AIM: Scan the listing below and copy every line holding "حسام".

Extracted data entries:

***

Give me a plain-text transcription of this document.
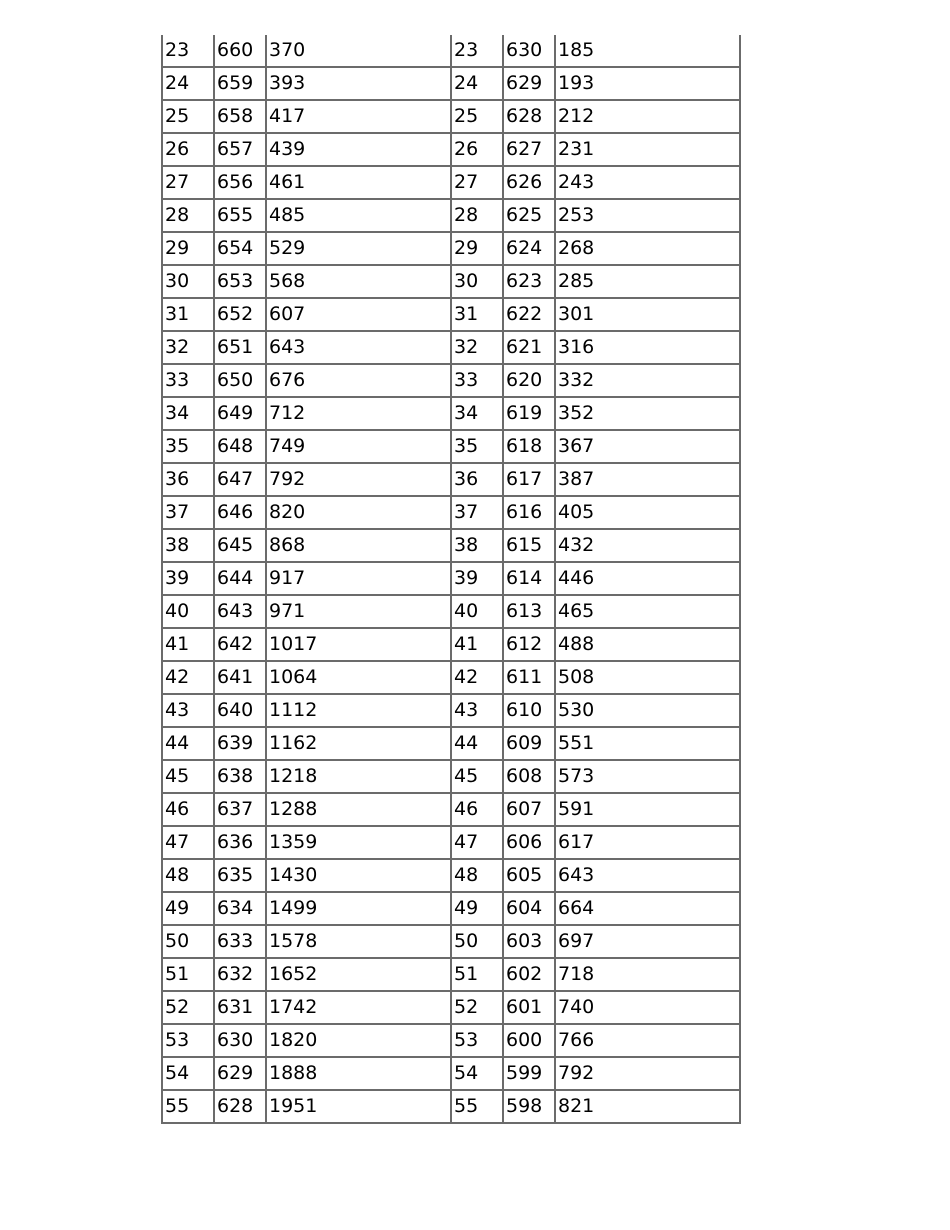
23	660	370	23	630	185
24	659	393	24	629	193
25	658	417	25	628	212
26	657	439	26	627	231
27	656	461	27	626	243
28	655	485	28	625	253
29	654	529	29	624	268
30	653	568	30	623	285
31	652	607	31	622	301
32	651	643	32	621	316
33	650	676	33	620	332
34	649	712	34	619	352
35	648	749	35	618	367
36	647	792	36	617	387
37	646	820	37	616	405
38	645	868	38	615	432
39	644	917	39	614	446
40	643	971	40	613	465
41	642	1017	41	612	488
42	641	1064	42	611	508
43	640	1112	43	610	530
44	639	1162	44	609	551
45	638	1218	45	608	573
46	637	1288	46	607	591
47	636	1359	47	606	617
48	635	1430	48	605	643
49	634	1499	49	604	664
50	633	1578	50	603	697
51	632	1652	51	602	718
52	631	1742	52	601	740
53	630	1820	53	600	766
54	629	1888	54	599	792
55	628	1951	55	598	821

***

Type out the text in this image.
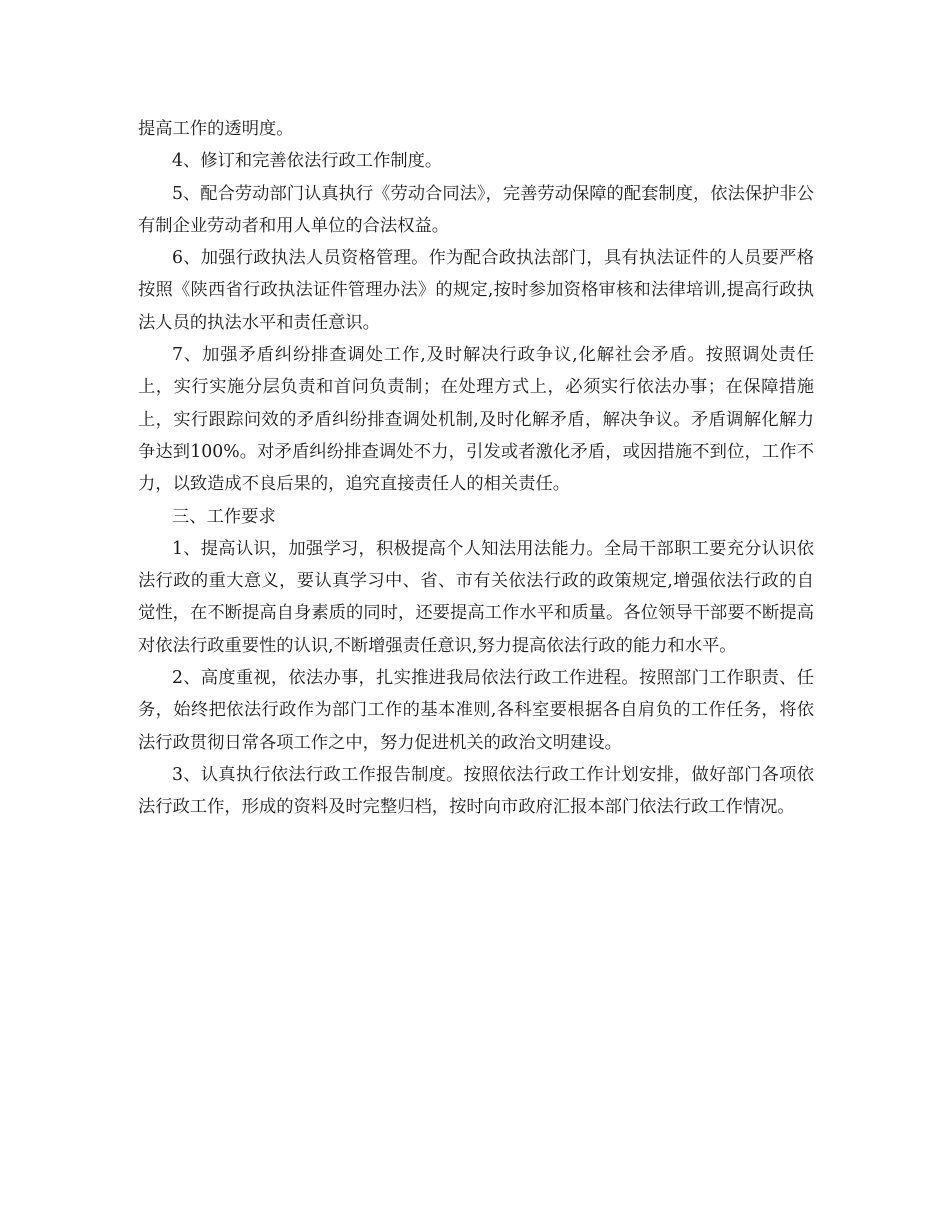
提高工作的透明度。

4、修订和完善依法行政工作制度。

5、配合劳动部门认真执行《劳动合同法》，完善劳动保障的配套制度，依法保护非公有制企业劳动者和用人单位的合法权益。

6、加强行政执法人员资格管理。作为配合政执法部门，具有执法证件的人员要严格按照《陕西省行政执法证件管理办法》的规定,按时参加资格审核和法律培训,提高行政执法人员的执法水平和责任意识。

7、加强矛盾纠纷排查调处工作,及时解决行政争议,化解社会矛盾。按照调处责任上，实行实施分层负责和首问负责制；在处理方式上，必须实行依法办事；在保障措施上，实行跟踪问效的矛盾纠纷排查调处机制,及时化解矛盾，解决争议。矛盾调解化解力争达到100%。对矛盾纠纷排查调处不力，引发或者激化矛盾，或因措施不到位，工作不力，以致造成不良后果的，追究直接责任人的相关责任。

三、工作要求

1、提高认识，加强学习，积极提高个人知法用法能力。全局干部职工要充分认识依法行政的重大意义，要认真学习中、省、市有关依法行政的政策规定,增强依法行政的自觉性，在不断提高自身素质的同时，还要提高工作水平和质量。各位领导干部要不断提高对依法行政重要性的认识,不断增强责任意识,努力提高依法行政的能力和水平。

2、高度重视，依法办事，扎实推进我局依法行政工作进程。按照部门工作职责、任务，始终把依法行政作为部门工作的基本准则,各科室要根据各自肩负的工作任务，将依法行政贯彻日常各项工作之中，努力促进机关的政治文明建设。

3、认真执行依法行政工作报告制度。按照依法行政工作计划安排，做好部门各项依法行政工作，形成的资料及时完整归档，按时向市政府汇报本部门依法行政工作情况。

***

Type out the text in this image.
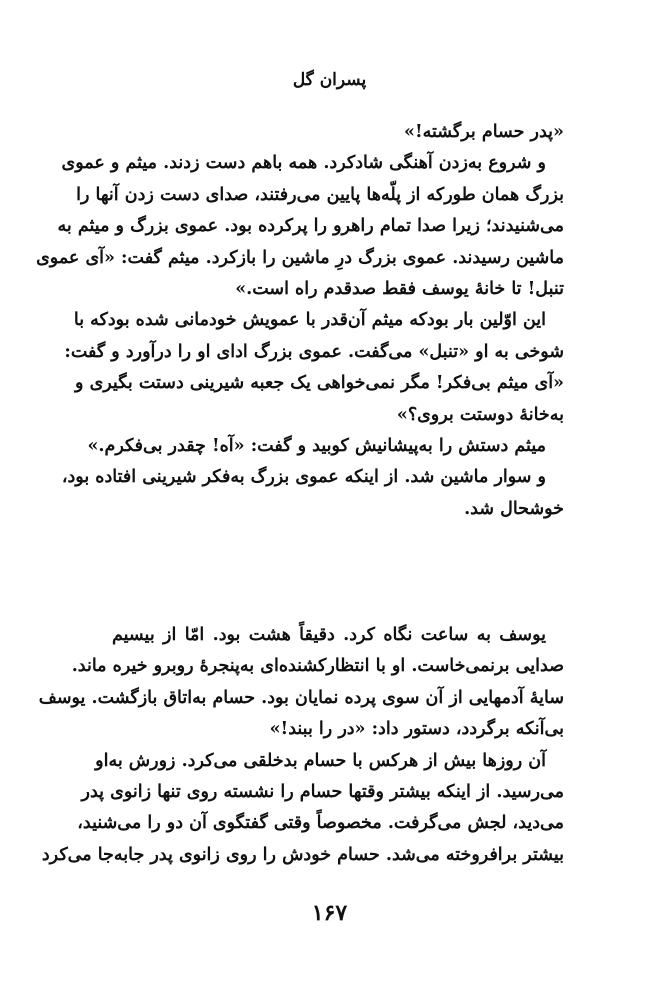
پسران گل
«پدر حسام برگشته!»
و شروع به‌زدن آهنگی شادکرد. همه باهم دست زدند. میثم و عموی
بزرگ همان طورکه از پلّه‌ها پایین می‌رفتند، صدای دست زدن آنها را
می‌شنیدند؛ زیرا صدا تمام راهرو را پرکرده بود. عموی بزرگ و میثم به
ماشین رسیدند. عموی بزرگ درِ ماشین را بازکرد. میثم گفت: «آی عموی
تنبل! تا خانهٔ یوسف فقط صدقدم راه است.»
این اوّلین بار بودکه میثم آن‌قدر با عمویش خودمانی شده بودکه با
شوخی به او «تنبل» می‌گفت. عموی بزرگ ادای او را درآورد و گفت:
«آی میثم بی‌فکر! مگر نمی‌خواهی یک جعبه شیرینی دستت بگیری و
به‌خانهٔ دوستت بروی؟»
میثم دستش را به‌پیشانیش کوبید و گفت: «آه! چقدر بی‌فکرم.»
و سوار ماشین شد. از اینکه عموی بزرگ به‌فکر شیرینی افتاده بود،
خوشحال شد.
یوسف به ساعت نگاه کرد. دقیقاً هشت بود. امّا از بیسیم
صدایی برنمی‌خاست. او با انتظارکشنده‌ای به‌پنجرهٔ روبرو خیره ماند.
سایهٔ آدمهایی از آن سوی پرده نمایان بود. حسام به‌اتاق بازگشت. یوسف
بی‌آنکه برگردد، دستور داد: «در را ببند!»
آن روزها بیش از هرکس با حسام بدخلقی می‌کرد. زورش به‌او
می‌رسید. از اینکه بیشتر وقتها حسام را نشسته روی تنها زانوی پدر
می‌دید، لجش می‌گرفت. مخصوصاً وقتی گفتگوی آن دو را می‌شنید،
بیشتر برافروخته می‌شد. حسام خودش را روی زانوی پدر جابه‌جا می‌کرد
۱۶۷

***

TASK ANSWER:
«پدر حسام برگشته!»
سایهٔ آدمهایی از آن سوی پرده نمایان بود. حسام به‌اتاق بازگشت. یوسف
آن روزها بیش از هرکس با حسام بدخلقی می‌کرد. زورش به‌او
می‌رسید. از اینکه بیشتر وقتها حسام را نشسته روی تنها زانوی پدر
بیشتر برافروخته می‌شد. حسام خودش را روی زانوی پدر جابه‌جا می‌کرد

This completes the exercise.